## Written problem
Leave out the pictures and transcribe everything else exactly.

--- START OF Input for this task ---

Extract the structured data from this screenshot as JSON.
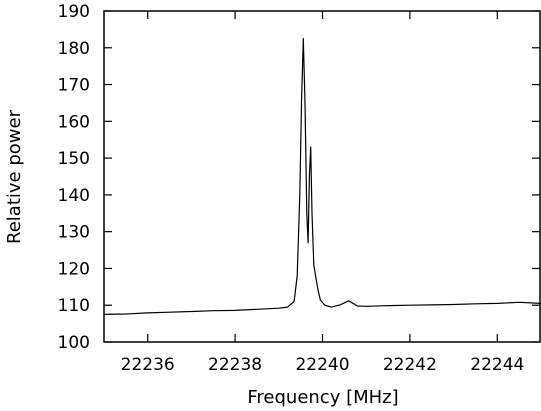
{
  "chart_data": {
    "type": "line",
    "title": "",
    "xlabel": "Frequency [MHz]",
    "ylabel": "Relative power",
    "xlim": [
      22235,
      22245
    ],
    "ylim": [
      100,
      190
    ],
    "x_ticks": [
      22236,
      22238,
      22240,
      22242,
      22244
    ],
    "y_ticks": [
      100,
      110,
      120,
      130,
      140,
      150,
      160,
      170,
      180,
      190
    ],
    "x_tick_labels": [
      "22236",
      "22238",
      "22240",
      "22242",
      "22244"
    ],
    "y_tick_labels": [
      "100",
      "110",
      "120",
      "130",
      "140",
      "150",
      "160",
      "170",
      "180",
      "190"
    ],
    "grid": false,
    "legend": "none",
    "line_color": "#000000",
    "series": [
      {
        "x": [
          22235.0,
          22235.5,
          22236.0,
          22236.5,
          22237.0,
          22237.5,
          22238.0,
          22238.5,
          22239.0,
          22239.2,
          22239.35,
          22239.42,
          22239.48,
          22239.52,
          22239.56,
          22239.6,
          22239.64,
          22239.67,
          22239.7,
          22239.73,
          22239.76,
          22239.8,
          22239.85,
          22239.9,
          22239.95,
          22240.05,
          22240.2,
          22240.4,
          22240.6,
          22240.8,
          22241.0,
          22241.5,
          22242.0,
          22242.5,
          22243.0,
          22243.5,
          22244.0,
          22244.5,
          22245.0
        ],
        "values": [
          107.5,
          107.6,
          107.9,
          108.1,
          108.3,
          108.5,
          108.6,
          108.9,
          109.2,
          109.5,
          111.0,
          118.0,
          140.0,
          165.0,
          182.5,
          165.0,
          135.0,
          127.0,
          145.0,
          153.0,
          135.0,
          121.0,
          117.5,
          114.0,
          111.5,
          110.0,
          109.5,
          110.1,
          111.2,
          109.8,
          109.7,
          109.9,
          110.0,
          110.1,
          110.2,
          110.4,
          110.5,
          110.8,
          110.5
        ]
      }
    ]
  }
}
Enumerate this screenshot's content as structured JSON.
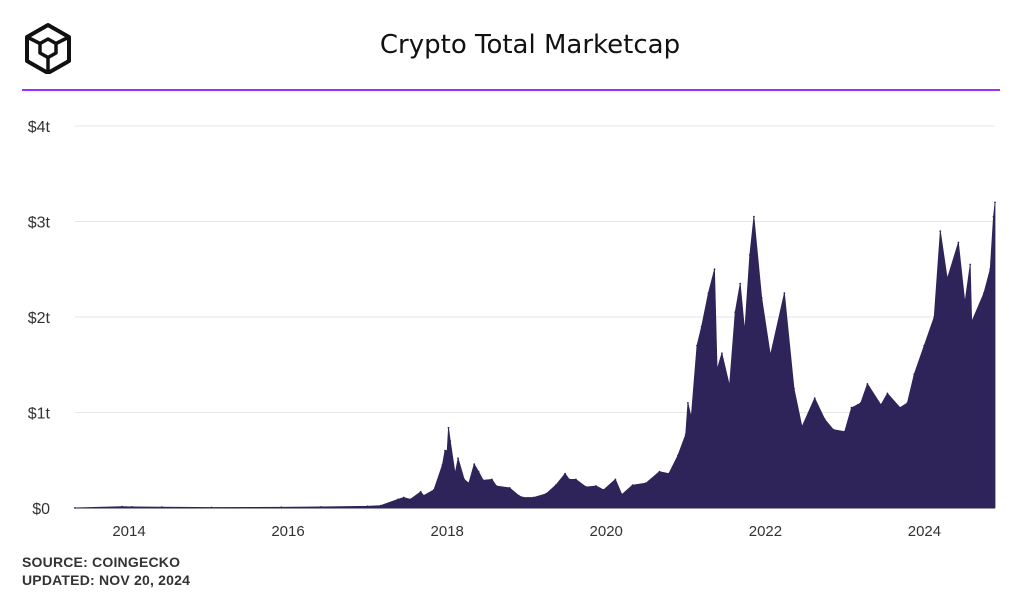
{
  "header": {
    "title": "Crypto Total Marketcap",
    "logo_icon": "cube-logo-icon",
    "accent_color": "#9b30ff"
  },
  "footer": {
    "source": "SOURCE: COINGECKO",
    "updated": "UPDATED: NOV 20, 2024"
  },
  "chart_data": {
    "type": "area",
    "title": "Crypto Total Marketcap",
    "xlabel": "",
    "ylabel": "",
    "color": "#2e2459",
    "grid": true,
    "ylim": [
      0,
      4
    ],
    "y_unit": "trillion USD",
    "yticks": [
      0,
      1,
      2,
      3,
      4
    ],
    "ytick_labels": [
      "$0",
      "$1t",
      "$2t",
      "$3t",
      "$4t"
    ],
    "xlim": [
      "2013-04-28",
      "2024-11-20"
    ],
    "xticks": [
      "2014-01-01",
      "2016-01-01",
      "2018-01-01",
      "2020-01-01",
      "2022-01-01",
      "2024-01-01"
    ],
    "xtick_labels": [
      "2014",
      "2016",
      "2018",
      "2020",
      "2022",
      "2024"
    ],
    "series": [
      {
        "values": [
          [
            "2013-04-28",
            0.0015
          ],
          [
            "2013-11-30",
            0.014
          ],
          [
            "2014-01-15",
            0.012
          ],
          [
            "2014-06-01",
            0.009
          ],
          [
            "2015-01-15",
            0.005
          ],
          [
            "2015-12-01",
            0.007
          ],
          [
            "2016-06-01",
            0.012
          ],
          [
            "2016-12-31",
            0.018
          ],
          [
            "2017-03-01",
            0.025
          ],
          [
            "2017-05-20",
            0.09
          ],
          [
            "2017-06-15",
            0.11
          ],
          [
            "2017-07-15",
            0.09
          ],
          [
            "2017-09-01",
            0.17
          ],
          [
            "2017-09-15",
            0.13
          ],
          [
            "2017-11-01",
            0.19
          ],
          [
            "2017-12-10",
            0.45
          ],
          [
            "2017-12-22",
            0.6
          ],
          [
            "2018-01-01",
            0.6
          ],
          [
            "2018-01-07",
            0.84
          ],
          [
            "2018-01-15",
            0.7
          ],
          [
            "2018-02-06",
            0.36
          ],
          [
            "2018-02-20",
            0.52
          ],
          [
            "2018-03-20",
            0.3
          ],
          [
            "2018-04-10",
            0.26
          ],
          [
            "2018-05-05",
            0.46
          ],
          [
            "2018-05-25",
            0.38
          ],
          [
            "2018-06-15",
            0.29
          ],
          [
            "2018-07-25",
            0.3
          ],
          [
            "2018-08-15",
            0.23
          ],
          [
            "2018-10-15",
            0.21
          ],
          [
            "2018-11-25",
            0.13
          ],
          [
            "2018-12-15",
            0.11
          ],
          [
            "2019-02-01",
            0.11
          ],
          [
            "2019-04-01",
            0.15
          ],
          [
            "2019-05-15",
            0.24
          ],
          [
            "2019-06-26",
            0.36
          ],
          [
            "2019-07-15",
            0.3
          ],
          [
            "2019-08-15",
            0.3
          ],
          [
            "2019-09-30",
            0.22
          ],
          [
            "2019-11-15",
            0.23
          ],
          [
            "2019-12-20",
            0.19
          ],
          [
            "2020-02-12",
            0.3
          ],
          [
            "2020-03-13",
            0.14
          ],
          [
            "2020-05-01",
            0.24
          ],
          [
            "2020-07-01",
            0.26
          ],
          [
            "2020-09-01",
            0.38
          ],
          [
            "2020-10-15",
            0.36
          ],
          [
            "2020-11-25",
            0.55
          ],
          [
            "2020-12-31",
            0.77
          ],
          [
            "2021-01-10",
            1.1
          ],
          [
            "2021-01-25",
            0.95
          ],
          [
            "2021-02-21",
            1.7
          ],
          [
            "2021-03-14",
            1.9
          ],
          [
            "2021-04-14",
            2.25
          ],
          [
            "2021-05-12",
            2.5
          ],
          [
            "2021-05-24",
            1.45
          ],
          [
            "2021-06-15",
            1.62
          ],
          [
            "2021-07-20",
            1.28
          ],
          [
            "2021-08-15",
            2.05
          ],
          [
            "2021-09-07",
            2.35
          ],
          [
            "2021-09-28",
            1.85
          ],
          [
            "2021-10-21",
            2.65
          ],
          [
            "2021-11-09",
            3.05
          ],
          [
            "2021-12-15",
            2.2
          ],
          [
            "2022-01-24",
            1.6
          ],
          [
            "2022-03-29",
            2.25
          ],
          [
            "2022-05-12",
            1.25
          ],
          [
            "2022-06-18",
            0.85
          ],
          [
            "2022-08-15",
            1.15
          ],
          [
            "2022-09-30",
            0.93
          ],
          [
            "2022-11-09",
            0.82
          ],
          [
            "2022-12-31",
            0.8
          ],
          [
            "2023-01-31",
            1.05
          ],
          [
            "2023-02-28",
            1.08
          ],
          [
            "2023-03-15",
            1.1
          ],
          [
            "2023-04-14",
            1.3
          ],
          [
            "2023-06-15",
            1.08
          ],
          [
            "2023-07-15",
            1.2
          ],
          [
            "2023-09-11",
            1.05
          ],
          [
            "2023-10-15",
            1.1
          ],
          [
            "2023-11-15",
            1.4
          ],
          [
            "2023-12-31",
            1.7
          ],
          [
            "2024-02-15",
            2.0
          ],
          [
            "2024-03-14",
            2.9
          ],
          [
            "2024-04-15",
            2.4
          ],
          [
            "2024-06-05",
            2.78
          ],
          [
            "2024-07-05",
            2.15
          ],
          [
            "2024-07-29",
            2.55
          ],
          [
            "2024-08-05",
            1.95
          ],
          [
            "2024-09-30",
            2.25
          ],
          [
            "2024-10-29",
            2.5
          ],
          [
            "2024-11-13",
            3.05
          ],
          [
            "2024-11-20",
            3.2
          ]
        ]
      }
    ]
  }
}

--- END OF Input for this task ---

## Result
Extract the structured data from this screenshot as JSON.
{
  "chart_data": {
    "type": "line",
    "title": "",
    "xlabel": "Frequency [MHz]",
    "ylabel": "Relative power",
    "xlim": [
      22235,
      22245
    ],
    "ylim": [
      100,
      190
    ],
    "x_ticks": [
      22236,
      22238,
      22240,
      22242,
      22244
    ],
    "y_ticks": [
      100,
      110,
      120,
      130,
      140,
      150,
      160,
      170,
      180,
      190
    ],
    "x_tick_labels": [
      "22236",
      "22238",
      "22240",
      "22242",
      "22244"
    ],
    "y_tick_labels": [
      "100",
      "110",
      "120",
      "130",
      "140",
      "150",
      "160",
      "170",
      "180",
      "190"
    ],
    "grid": false,
    "legend": "none",
    "line_color": "#000000",
    "series": [
      {
        "x": [
          22235.0,
          22235.5,
          22236.0,
          22236.5,
          22237.0,
          22237.5,
          22238.0,
          22238.5,
          22239.0,
          22239.2,
          22239.35,
          22239.42,
          22239.48,
          22239.52,
          22239.56,
          22239.6,
          22239.64,
          22239.67,
          22239.7,
          22239.73,
          22239.76,
          22239.8,
          22239.85,
          22239.9,
          22239.95,
          22240.05,
          22240.2,
          22240.4,
          22240.6,
          22240.8,
          22241.0,
          22241.5,
          22242.0,
          22242.5,
          22243.0,
          22243.5,
          22244.0,
          22244.5,
          22245.0
        ],
        "values": [
          107.5,
          107.6,
          107.9,
          108.1,
          108.3,
          108.5,
          108.6,
          108.9,
          109.2,
          109.5,
          111.0,
          118.0,
          140.0,
          165.0,
          182.5,
          165.0,
          135.0,
          127.0,
          145.0,
          153.0,
          135.0,
          121.0,
          117.5,
          114.0,
          111.5,
          110.0,
          109.5,
          110.1,
          111.2,
          109.8,
          109.7,
          109.9,
          110.0,
          110.1,
          110.2,
          110.4,
          110.5,
          110.8,
          110.5
        ]
      }
    ]
  }
}
Enumerate this screenshot's content as structured JSON.
{
  "header": {
    "title": "Crypto Total Marketcap",
    "logo_icon": "cube-logo-icon",
    "accent_color": "#9b30ff"
  },
  "footer": {
    "source": "SOURCE: COINGECKO",
    "updated": "UPDATED: NOV 20, 2024"
  },
  "chart_data": {
    "type": "area",
    "title": "Crypto Total Marketcap",
    "xlabel": "",
    "ylabel": "",
    "color": "#2e2459",
    "grid": true,
    "ylim": [
      0,
      4
    ],
    "y_unit": "trillion USD",
    "yticks": [
      0,
      1,
      2,
      3,
      4
    ],
    "ytick_labels": [
      "$0",
      "$1t",
      "$2t",
      "$3t",
      "$4t"
    ],
    "xlim": [
      "2013-04-28",
      "2024-11-20"
    ],
    "xticks": [
      "2014-01-01",
      "2016-01-01",
      "2018-01-01",
      "2020-01-01",
      "2022-01-01",
      "2024-01-01"
    ],
    "xtick_labels": [
      "2014",
      "2016",
      "2018",
      "2020",
      "2022",
      "2024"
    ],
    "series": [
      {
        "values": [
          [
            "2013-04-28",
            0.0015
          ],
          [
            "2013-11-30",
            0.014
          ],
          [
            "2014-01-15",
            0.012
          ],
          [
            "2014-06-01",
            0.009
          ],
          [
            "2015-01-15",
            0.005
          ],
          [
            "2015-12-01",
            0.007
          ],
          [
            "2016-06-01",
            0.012
          ],
          [
            "2016-12-31",
            0.018
          ],
          [
            "2017-03-01",
            0.025
          ],
          [
            "2017-05-20",
            0.09
          ],
          [
            "2017-06-15",
            0.11
          ],
          [
            "2017-07-15",
            0.09
          ],
          [
            "2017-09-01",
            0.17
          ],
          [
            "2017-09-15",
            0.13
          ],
          [
            "2017-11-01",
            0.19
          ],
          [
            "2017-12-10",
            0.45
          ],
          [
            "2017-12-22",
            0.6
          ],
          [
            "2018-01-01",
            0.6
          ],
          [
            "2018-01-07",
            0.84
          ],
          [
            "2018-01-15",
            0.7
          ],
          [
            "2018-02-06",
            0.36
          ],
          [
            "2018-02-20",
            0.52
          ],
          [
            "2018-03-20",
            0.3
          ],
          [
            "2018-04-10",
            0.26
          ],
          [
            "2018-05-05",
            0.46
          ],
          [
            "2018-05-25",
            0.38
          ],
          [
            "2018-06-15",
            0.29
          ],
          [
            "2018-07-25",
            0.3
          ],
          [
            "2018-08-15",
            0.23
          ],
          [
            "2018-10-15",
            0.21
          ],
          [
            "2018-11-25",
            0.13
          ],
          [
            "2018-12-15",
            0.11
          ],
          [
            "2019-02-01",
            0.11
          ],
          [
            "2019-04-01",
            0.15
          ],
          [
            "2019-05-15",
            0.24
          ],
          [
            "2019-06-26",
            0.36
          ],
          [
            "2019-07-15",
            0.3
          ],
          [
            "2019-08-15",
            0.3
          ],
          [
            "2019-09-30",
            0.22
          ],
          [
            "2019-11-15",
            0.23
          ],
          [
            "2019-12-20",
            0.19
          ],
          [
            "2020-02-12",
            0.3
          ],
          [
            "2020-03-13",
            0.14
          ],
          [
            "2020-05-01",
            0.24
          ],
          [
            "2020-07-01",
            0.26
          ],
          [
            "2020-09-01",
            0.38
          ],
          [
            "2020-10-15",
            0.36
          ],
          [
            "2020-11-25",
            0.55
          ],
          [
            "2020-12-31",
            0.77
          ],
          [
            "2021-01-10",
            1.1
          ],
          [
            "2021-01-25",
            0.95
          ],
          [
            "2021-02-21",
            1.7
          ],
          [
            "2021-03-14",
            1.9
          ],
          [
            "2021-04-14",
            2.25
          ],
          [
            "2021-05-12",
            2.5
          ],
          [
            "2021-05-24",
            1.45
          ],
          [
            "2021-06-15",
            1.62
          ],
          [
            "2021-07-20",
            1.28
          ],
          [
            "2021-08-15",
            2.05
          ],
          [
            "2021-09-07",
            2.35
          ],
          [
            "2021-09-28",
            1.85
          ],
          [
            "2021-10-21",
            2.65
          ],
          [
            "2021-11-09",
            3.05
          ],
          [
            "2021-12-15",
            2.2
          ],
          [
            "2022-01-24",
            1.6
          ],
          [
            "2022-03-29",
            2.25
          ],
          [
            "2022-05-12",
            1.25
          ],
          [
            "2022-06-18",
            0.85
          ],
          [
            "2022-08-15",
            1.15
          ],
          [
            "2022-09-30",
            0.93
          ],
          [
            "2022-11-09",
            0.82
          ],
          [
            "2022-12-31",
            0.8
          ],
          [
            "2023-01-31",
            1.05
          ],
          [
            "2023-02-28",
            1.08
          ],
          [
            "2023-03-15",
            1.1
          ],
          [
            "2023-04-14",
            1.3
          ],
          [
            "2023-06-15",
            1.08
          ],
          [
            "2023-07-15",
            1.2
          ],
          [
            "2023-09-11",
            1.05
          ],
          [
            "2023-10-15",
            1.1
          ],
          [
            "2023-11-15",
            1.4
          ],
          [
            "2023-12-31",
            1.7
          ],
          [
            "2024-02-15",
            2.0
          ],
          [
            "2024-03-14",
            2.9
          ],
          [
            "2024-04-15",
            2.4
          ],
          [
            "2024-06-05",
            2.78
          ],
          [
            "2024-07-05",
            2.15
          ],
          [
            "2024-07-29",
            2.55
          ],
          [
            "2024-08-05",
            1.95
          ],
          [
            "2024-09-30",
            2.25
          ],
          [
            "2024-10-29",
            2.5
          ],
          [
            "2024-11-13",
            3.05
          ],
          [
            "2024-11-20",
            3.2
          ]
        ]
      }
    ]
  }
}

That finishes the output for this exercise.